▶ _The task_
Could you copy every line from the material below in which "right" appears?

▶ _Records to process_
====

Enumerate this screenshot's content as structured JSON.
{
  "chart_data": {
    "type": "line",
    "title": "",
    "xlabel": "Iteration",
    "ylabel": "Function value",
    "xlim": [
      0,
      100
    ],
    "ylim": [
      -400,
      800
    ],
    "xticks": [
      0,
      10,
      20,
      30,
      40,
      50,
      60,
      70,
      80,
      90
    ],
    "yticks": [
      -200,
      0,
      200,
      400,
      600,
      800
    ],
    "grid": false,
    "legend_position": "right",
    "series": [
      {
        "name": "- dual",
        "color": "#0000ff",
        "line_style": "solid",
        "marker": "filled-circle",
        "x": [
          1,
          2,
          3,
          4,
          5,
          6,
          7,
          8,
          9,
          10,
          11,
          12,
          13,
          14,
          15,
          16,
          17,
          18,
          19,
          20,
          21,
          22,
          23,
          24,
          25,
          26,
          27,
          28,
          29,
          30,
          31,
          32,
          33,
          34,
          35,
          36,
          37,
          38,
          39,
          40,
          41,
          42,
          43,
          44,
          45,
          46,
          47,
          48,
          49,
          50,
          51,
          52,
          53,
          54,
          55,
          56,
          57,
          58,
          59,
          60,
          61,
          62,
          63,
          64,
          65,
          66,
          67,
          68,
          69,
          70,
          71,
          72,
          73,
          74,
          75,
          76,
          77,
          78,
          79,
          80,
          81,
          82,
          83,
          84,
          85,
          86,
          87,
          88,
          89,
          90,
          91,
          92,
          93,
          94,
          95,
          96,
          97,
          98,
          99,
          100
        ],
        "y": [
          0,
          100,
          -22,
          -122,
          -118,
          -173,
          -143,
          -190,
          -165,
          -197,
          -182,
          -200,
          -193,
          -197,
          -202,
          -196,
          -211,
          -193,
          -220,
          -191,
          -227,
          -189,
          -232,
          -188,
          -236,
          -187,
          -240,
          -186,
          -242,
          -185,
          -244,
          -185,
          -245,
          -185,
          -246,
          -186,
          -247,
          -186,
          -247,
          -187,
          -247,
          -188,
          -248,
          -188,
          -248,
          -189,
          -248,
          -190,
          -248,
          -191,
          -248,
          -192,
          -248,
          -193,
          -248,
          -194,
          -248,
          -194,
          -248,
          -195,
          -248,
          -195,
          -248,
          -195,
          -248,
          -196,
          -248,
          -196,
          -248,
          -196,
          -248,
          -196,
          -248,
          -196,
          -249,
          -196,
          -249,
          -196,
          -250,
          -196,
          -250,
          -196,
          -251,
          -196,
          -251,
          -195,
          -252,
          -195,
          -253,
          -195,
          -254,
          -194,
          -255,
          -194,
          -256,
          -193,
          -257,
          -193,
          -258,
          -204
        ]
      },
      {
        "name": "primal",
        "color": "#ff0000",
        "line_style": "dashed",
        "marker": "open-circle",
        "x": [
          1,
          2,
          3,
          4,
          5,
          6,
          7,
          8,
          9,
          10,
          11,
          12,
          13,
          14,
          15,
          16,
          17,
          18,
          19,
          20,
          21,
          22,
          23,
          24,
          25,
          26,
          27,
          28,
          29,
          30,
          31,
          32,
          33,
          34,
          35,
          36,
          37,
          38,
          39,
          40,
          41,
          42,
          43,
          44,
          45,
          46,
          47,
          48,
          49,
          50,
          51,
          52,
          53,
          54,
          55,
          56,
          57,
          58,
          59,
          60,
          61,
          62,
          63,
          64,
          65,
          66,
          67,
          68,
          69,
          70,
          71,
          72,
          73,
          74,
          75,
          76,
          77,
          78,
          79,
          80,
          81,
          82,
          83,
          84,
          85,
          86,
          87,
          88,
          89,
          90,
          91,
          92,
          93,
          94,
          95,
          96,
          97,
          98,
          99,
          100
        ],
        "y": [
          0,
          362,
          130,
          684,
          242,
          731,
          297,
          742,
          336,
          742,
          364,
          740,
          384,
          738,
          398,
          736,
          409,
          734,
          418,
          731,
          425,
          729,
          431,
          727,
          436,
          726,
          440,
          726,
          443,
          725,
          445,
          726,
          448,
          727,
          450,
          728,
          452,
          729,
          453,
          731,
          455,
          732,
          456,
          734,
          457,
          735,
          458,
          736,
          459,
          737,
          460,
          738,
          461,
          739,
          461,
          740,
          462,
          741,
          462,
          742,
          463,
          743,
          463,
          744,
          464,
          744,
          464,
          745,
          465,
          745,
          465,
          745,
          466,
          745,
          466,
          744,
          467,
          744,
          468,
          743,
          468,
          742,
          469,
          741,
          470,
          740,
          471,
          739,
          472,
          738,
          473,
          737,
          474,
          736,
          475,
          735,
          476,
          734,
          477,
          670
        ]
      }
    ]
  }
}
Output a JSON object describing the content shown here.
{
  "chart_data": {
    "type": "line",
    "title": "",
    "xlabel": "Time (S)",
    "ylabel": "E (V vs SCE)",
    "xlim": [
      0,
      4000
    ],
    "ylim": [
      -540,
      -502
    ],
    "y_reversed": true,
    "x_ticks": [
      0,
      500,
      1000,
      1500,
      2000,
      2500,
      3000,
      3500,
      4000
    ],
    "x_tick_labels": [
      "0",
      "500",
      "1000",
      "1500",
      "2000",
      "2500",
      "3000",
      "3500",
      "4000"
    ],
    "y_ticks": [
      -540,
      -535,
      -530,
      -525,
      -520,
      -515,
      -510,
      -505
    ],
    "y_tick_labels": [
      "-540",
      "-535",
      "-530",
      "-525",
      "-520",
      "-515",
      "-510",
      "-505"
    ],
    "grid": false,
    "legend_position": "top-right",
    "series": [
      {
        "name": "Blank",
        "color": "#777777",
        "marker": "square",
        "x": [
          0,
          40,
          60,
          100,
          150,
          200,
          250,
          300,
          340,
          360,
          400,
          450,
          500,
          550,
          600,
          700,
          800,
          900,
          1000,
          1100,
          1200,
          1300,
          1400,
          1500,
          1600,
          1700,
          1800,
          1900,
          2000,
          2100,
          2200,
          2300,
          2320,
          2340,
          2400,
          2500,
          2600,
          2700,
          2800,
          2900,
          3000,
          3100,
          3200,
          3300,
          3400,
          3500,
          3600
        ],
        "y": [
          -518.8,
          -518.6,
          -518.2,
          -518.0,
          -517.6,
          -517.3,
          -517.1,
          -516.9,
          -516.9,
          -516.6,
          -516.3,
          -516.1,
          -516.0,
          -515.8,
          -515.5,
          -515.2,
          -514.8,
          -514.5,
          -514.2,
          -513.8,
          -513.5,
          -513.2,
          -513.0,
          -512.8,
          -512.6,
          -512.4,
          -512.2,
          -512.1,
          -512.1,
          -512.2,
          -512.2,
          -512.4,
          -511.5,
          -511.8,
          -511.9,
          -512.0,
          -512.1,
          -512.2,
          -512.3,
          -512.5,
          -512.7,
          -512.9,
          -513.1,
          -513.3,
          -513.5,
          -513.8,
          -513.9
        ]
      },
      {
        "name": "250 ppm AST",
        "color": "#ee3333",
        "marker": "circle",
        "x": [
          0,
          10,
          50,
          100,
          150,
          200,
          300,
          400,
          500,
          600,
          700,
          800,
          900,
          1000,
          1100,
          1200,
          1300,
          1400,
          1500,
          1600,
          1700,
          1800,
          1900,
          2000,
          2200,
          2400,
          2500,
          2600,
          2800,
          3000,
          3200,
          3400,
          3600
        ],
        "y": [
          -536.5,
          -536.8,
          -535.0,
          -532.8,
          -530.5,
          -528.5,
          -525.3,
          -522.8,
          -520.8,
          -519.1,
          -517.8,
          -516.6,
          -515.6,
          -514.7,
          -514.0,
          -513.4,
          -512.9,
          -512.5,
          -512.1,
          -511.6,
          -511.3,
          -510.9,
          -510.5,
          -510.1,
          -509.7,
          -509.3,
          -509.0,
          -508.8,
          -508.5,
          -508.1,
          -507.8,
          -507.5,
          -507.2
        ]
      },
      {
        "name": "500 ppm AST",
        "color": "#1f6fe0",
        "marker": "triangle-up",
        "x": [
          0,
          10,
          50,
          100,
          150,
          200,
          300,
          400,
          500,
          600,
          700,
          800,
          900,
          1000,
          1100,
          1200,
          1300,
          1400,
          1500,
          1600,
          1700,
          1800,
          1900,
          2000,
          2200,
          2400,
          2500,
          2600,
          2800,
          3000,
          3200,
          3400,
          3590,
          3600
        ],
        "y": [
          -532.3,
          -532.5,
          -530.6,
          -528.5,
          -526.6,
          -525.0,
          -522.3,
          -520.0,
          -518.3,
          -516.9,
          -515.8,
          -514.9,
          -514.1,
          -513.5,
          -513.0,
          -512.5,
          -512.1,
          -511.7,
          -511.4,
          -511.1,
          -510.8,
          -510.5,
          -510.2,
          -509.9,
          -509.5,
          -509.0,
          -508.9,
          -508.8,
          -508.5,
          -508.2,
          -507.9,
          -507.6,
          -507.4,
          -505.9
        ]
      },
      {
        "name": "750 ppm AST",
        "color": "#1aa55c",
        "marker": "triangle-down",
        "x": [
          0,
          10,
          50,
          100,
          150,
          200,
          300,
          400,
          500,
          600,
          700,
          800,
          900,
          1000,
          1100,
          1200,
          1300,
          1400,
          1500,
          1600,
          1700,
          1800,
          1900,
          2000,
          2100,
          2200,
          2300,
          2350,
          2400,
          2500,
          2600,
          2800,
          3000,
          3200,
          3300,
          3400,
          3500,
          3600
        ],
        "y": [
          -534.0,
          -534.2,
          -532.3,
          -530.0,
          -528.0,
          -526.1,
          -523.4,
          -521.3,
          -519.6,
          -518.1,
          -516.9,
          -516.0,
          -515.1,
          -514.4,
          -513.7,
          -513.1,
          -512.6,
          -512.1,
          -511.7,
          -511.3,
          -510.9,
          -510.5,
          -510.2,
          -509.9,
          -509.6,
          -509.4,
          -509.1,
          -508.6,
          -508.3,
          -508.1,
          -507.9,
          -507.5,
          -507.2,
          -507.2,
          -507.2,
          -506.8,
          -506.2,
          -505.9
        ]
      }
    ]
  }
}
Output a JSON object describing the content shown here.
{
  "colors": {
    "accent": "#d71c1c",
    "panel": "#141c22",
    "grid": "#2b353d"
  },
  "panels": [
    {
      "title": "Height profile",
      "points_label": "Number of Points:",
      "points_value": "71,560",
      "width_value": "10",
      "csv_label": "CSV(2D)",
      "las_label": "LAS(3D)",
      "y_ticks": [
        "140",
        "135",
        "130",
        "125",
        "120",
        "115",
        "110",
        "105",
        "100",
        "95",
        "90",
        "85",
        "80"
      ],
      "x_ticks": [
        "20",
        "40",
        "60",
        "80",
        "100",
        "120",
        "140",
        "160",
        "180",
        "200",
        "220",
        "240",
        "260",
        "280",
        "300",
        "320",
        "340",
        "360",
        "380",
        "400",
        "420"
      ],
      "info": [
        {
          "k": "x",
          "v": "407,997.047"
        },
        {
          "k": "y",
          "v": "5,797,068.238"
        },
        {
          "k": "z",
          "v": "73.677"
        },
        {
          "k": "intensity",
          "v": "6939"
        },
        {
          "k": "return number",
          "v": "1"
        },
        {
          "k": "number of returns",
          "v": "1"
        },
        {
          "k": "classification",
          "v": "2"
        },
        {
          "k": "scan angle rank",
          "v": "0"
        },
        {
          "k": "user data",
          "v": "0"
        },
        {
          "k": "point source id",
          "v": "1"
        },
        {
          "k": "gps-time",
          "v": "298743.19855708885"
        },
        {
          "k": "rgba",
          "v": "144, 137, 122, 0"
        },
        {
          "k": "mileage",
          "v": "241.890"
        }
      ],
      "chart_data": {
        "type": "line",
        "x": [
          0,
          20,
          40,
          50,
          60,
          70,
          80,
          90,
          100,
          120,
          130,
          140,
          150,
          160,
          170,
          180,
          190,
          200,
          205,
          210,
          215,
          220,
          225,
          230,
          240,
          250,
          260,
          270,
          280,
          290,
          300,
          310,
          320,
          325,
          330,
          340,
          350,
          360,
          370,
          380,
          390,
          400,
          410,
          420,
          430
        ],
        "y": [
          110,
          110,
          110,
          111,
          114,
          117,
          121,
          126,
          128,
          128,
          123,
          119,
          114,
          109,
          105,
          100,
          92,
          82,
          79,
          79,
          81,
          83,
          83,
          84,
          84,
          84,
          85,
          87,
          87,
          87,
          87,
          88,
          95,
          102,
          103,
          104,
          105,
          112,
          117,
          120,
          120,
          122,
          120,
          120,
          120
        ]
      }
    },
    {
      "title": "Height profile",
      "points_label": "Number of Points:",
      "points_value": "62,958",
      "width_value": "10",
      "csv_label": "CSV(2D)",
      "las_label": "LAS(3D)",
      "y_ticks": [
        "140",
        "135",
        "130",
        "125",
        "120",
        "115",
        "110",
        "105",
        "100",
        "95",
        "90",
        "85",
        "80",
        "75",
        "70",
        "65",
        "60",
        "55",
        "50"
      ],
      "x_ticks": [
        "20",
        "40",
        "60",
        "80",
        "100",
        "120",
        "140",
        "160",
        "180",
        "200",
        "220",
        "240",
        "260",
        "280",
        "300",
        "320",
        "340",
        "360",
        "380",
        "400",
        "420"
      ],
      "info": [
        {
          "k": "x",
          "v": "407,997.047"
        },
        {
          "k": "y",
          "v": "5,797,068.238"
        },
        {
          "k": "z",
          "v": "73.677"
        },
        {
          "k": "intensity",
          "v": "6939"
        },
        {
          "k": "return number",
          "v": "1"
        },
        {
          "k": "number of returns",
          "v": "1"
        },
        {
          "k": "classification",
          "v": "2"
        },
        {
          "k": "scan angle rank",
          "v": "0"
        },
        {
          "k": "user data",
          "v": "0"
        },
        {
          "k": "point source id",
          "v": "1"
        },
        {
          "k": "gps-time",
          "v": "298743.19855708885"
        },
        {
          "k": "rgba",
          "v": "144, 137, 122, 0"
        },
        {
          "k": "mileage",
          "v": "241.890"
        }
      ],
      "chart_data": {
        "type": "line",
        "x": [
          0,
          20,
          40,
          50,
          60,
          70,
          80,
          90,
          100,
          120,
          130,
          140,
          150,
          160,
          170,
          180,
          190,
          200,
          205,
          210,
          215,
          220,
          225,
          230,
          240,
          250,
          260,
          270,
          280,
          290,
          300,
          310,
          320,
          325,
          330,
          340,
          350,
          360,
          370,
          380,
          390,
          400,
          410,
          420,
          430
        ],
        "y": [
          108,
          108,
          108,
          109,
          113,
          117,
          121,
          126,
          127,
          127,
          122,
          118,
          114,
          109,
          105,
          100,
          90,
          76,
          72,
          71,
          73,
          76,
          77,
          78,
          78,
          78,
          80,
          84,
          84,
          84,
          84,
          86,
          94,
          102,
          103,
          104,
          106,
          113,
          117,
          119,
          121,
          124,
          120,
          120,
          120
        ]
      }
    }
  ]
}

====

▶ _Answer to the exercise_
    "legend_position": "right",
    "legend_position": "top-right",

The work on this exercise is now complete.